» BRIEF: Copy every line that contains the string "title" from the entries below.
┄┄┄┄┄┄┄┄┄┄┄┄┄┄┄┄┄┄┄┄
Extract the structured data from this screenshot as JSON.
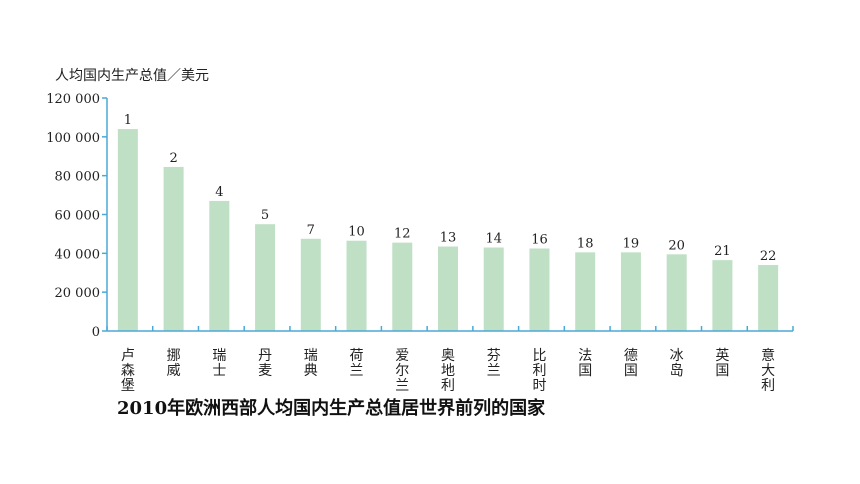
{
  "chart_data": {
    "type": "bar",
    "title": "2010年欧洲西部人均国内生产总值居世界前列的国家",
    "ylabel": "人均国内生产总值／美元",
    "xlabel": "",
    "ylim": [
      0,
      120000
    ],
    "yticks": [
      0,
      20000,
      40000,
      60000,
      80000,
      100000,
      120000
    ],
    "ytick_labels": [
      "0",
      "20 000",
      "40 000",
      "60 000",
      "80 000",
      "100 000",
      "120 000"
    ],
    "categories": [
      "卢森堡",
      "挪威",
      "瑞士",
      "丹麦",
      "瑞典",
      "荷兰",
      "爱尔兰",
      "奥地利",
      "芬兰",
      "比利时",
      "法国",
      "德国",
      "冰岛",
      "英国",
      "意大利"
    ],
    "values": [
      104000,
      84500,
      67000,
      55000,
      47500,
      46500,
      45500,
      43500,
      43000,
      42500,
      40500,
      40500,
      39500,
      36500,
      34000
    ],
    "ranks": [
      "1",
      "2",
      "4",
      "5",
      "7",
      "10",
      "12",
      "13",
      "14",
      "16",
      "18",
      "19",
      "20",
      "21",
      "22"
    ],
    "bar_color": "#bfe0c5",
    "axis_color": "#4aa9d6",
    "grid": false,
    "legend": "none"
  }
}
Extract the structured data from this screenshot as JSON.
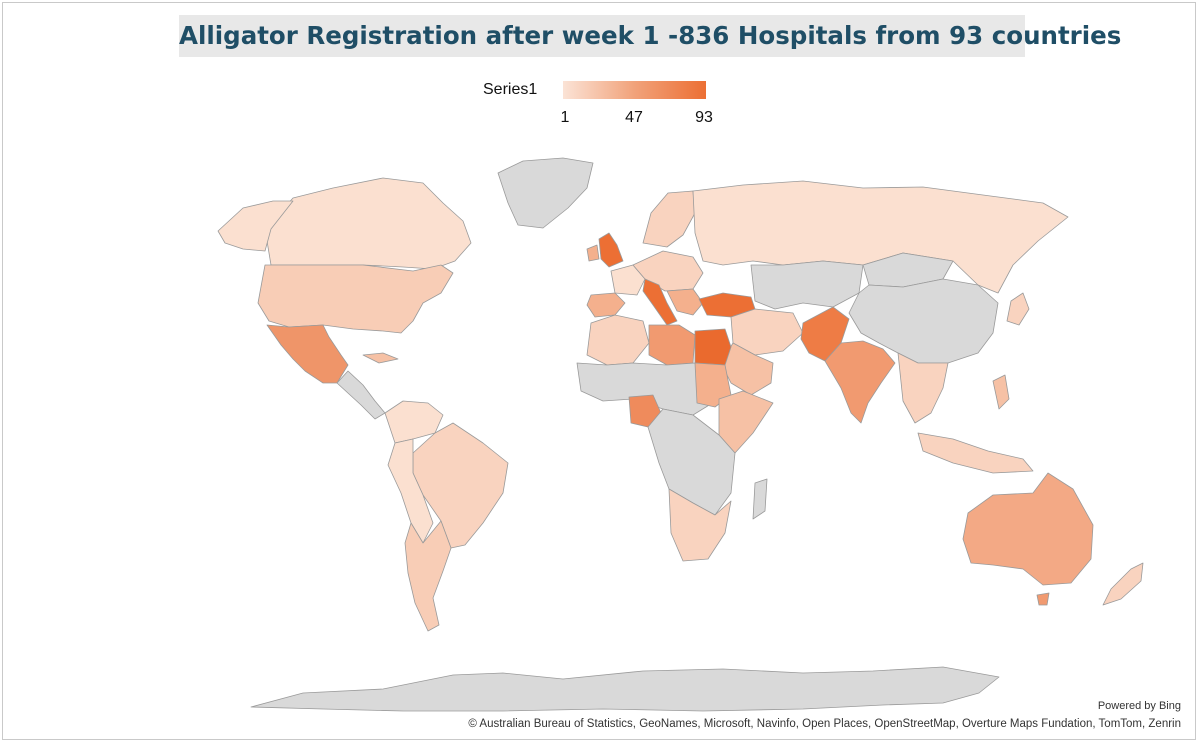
{
  "title": "Alligator Registration after week 1 -836 Hospitals from 93 countries",
  "legend": {
    "series_name": "Series1",
    "min_label": "1",
    "mid_label": "47",
    "max_label": "93",
    "color_low": "#fbe3d6",
    "color_mid": "#f1a27a",
    "color_high": "#ec6f34"
  },
  "no_data_color": "#d9d9d9",
  "map_data": {
    "type": "choropleth-world",
    "value_min": 1,
    "value_max": 93,
    "regions": [
      {
        "name": "Canada",
        "level": 0.12
      },
      {
        "name": "United States",
        "level": 0.18
      },
      {
        "name": "Mexico",
        "level": 0.55
      },
      {
        "name": "Brazil",
        "level": 0.12
      },
      {
        "name": "Argentina",
        "level": 0.15
      },
      {
        "name": "United Kingdom",
        "level": 0.95
      },
      {
        "name": "Italy",
        "level": 0.9
      },
      {
        "name": "Turkey",
        "level": 0.95
      },
      {
        "name": "Egypt",
        "level": 0.98
      },
      {
        "name": "Pakistan",
        "level": 0.72
      },
      {
        "name": "India",
        "level": 0.55
      },
      {
        "name": "Nigeria",
        "level": 0.65
      },
      {
        "name": "Russia",
        "level": 0.1
      },
      {
        "name": "Australia",
        "level": 0.45
      },
      {
        "name": "Greenland",
        "level": null
      },
      {
        "name": "China",
        "level": null
      },
      {
        "name": "Antarctica",
        "level": null
      }
    ]
  },
  "attribution": {
    "powered_by": "Powered by Bing",
    "credits": "© Australian Bureau of Statistics, GeoNames, Microsoft, Navinfo, Open Places, OpenStreetMap, Overture Maps Fundation, TomTom, Zenrin"
  }
}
┄┄┄┄┄┄┄┄┄┄┄┄┄┄┄┄┄┄┄┄
» SOLUTION FOR THIS EXERCISE:
    "title": "2010年欧洲西部人均国内生产总值居世界前列的国家",
  "title": "Alligator Registration after week 1 -836 Hospitals from 93 countries",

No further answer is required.